Repeat the material exactly, every line of it.

### [DATASET RECORDS]

──────────

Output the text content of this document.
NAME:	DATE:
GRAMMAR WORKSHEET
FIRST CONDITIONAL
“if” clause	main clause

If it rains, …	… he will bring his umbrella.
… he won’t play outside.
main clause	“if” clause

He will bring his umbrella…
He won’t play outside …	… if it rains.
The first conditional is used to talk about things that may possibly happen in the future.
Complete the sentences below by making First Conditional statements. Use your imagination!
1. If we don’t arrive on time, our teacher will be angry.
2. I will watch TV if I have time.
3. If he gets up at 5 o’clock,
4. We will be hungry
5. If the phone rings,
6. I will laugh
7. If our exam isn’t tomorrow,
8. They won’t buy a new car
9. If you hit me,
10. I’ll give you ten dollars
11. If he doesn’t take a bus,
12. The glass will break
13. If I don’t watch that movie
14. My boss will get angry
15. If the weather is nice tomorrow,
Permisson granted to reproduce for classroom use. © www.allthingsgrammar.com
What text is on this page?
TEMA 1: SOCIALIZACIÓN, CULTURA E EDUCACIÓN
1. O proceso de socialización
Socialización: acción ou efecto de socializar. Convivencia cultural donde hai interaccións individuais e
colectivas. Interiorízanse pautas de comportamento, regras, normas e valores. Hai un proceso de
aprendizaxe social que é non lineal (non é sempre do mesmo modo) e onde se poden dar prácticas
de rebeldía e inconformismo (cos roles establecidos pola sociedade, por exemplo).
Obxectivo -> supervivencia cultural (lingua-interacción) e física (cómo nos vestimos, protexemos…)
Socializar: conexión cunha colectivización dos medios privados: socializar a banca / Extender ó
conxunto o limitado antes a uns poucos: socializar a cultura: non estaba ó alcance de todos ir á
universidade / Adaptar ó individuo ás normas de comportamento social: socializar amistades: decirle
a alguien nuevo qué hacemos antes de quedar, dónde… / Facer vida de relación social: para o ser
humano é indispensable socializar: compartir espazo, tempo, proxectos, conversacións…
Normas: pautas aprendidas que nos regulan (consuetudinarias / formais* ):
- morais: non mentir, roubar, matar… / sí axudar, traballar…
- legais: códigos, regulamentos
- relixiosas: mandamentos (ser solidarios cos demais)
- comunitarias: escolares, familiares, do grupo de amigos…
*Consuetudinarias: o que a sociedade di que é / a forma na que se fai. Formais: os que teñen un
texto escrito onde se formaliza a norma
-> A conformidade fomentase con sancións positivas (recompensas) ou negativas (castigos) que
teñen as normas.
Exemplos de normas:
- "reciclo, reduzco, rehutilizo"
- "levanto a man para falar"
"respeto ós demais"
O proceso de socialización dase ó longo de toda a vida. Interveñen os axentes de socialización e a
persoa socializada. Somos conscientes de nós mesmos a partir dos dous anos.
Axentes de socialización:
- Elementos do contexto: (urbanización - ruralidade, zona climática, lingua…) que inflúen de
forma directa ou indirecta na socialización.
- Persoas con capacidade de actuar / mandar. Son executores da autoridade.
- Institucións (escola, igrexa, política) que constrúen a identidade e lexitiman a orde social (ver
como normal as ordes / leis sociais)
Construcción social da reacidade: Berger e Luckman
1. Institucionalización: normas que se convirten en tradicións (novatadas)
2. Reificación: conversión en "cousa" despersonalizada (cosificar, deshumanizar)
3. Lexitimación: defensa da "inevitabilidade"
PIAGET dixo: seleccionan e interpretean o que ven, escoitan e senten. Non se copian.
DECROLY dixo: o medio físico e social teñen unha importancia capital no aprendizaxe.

──────────

### [ANSWER]
Output the text content of this document.
NAME:	DATE:
GRAMMAR WORKSHEET
FIRST CONDITIONAL
“if” clause	main clause

If it rains, …	… he will bring his umbrella.
… he won’t play outside.
main clause	“if” clause

He will bring his umbrella…
He won’t play outside …	… if it rains.
The first conditional is used to talk about things that may possibly happen in the future.
Complete the sentences below by making First Conditional statements. Use your imagination!
1. If we don’t arrive on time, our teacher will be angry.
2. I will watch TV if I have time.
3. If he gets up at 5 o’clock,
4. We will be hungry
5. If the phone rings,
6. I will laugh
7. If our exam isn’t tomorrow,
8. They won’t buy a new car
9. If you hit me,
10. I’ll give you ten dollars
11. If he doesn’t take a bus,
12. The glass will break
13. If I don’t watch that movie
14. My boss will get angry
15. If the weather is nice tomorrow,
Permisson granted to reproduce for classroom use. © www.allthingsgrammar.com
What text is on this page?
TEMA 1: SOCIALIZACIÓN, CULTURA E EDUCACIÓN
1. O proceso de socialización
Socialización: acción ou efecto de socializar. Convivencia cultural donde hai interaccións individuais e
colectivas. Interiorízanse pautas de comportamento, regras, normas e valores. Hai un proceso de
aprendizaxe social que é non lineal (non é sempre do mesmo modo) e onde se poden dar prácticas
de rebeldía e inconformismo (cos roles establecidos pola sociedade, por exemplo).
Obxectivo -> supervivencia cultural (lingua-interacción) e física (cómo nos vestimos, protexemos…)
Socializar: conexión cunha colectivización dos medios privados: socializar a banca / Extender ó
conxunto o limitado antes a uns poucos: socializar a cultura: non estaba ó alcance de todos ir á
universidade / Adaptar ó individuo ás normas de comportamento social: socializar amistades: decirle
a alguien nuevo qué hacemos antes de quedar, dónde… / Facer vida de relación social: para o ser
humano é indispensable socializar: compartir espazo, tempo, proxectos, conversacións…
Normas: pautas aprendidas que nos regulan (consuetudinarias / formais* ):
- morais: non mentir, roubar, matar… / sí axudar, traballar…
- legais: códigos, regulamentos
- relixiosas: mandamentos (ser solidarios cos demais)
- comunitarias: escolares, familiares, do grupo de amigos…
*Consuetudinarias: o que a sociedade di que é / a forma na que se fai. Formais: os que teñen un
texto escrito onde se formaliza a norma
-> A conformidade fomentase con sancións positivas (recompensas) ou negativas (castigos) que
teñen as normas.
Exemplos de normas:
- "reciclo, reduzco, rehutilizo"
- "levanto a man para falar"
"respeto ós demais"
O proceso de socialización dase ó longo de toda a vida. Interveñen os axentes de socialización e a
persoa socializada. Somos conscientes de nós mesmos a partir dos dous anos.
Axentes de socialización:
- Elementos do contexto: (urbanización - ruralidade, zona climática, lingua…) que inflúen de
forma directa ou indirecta na socialización.
- Persoas con capacidade de actuar / mandar. Son executores da autoridade.
- Institucións (escola, igrexa, política) que constrúen a identidade e lexitiman a orde social (ver
como normal as ordes / leis sociais)
Construcción social da reacidade: Berger e Luckman
1. Institucionalización: normas que se convirten en tradicións (novatadas)
2. Reificación: conversión en "cousa" despersonalizada (cosificar, deshumanizar)
3. Lexitimación: defensa da "inevitabilidade"
PIAGET dixo: seleccionan e interpretean o que ven, escoitan e senten. Non se copian.
DECROLY dixo: o medio físico e social teñen unha importancia capital no aprendizaxe.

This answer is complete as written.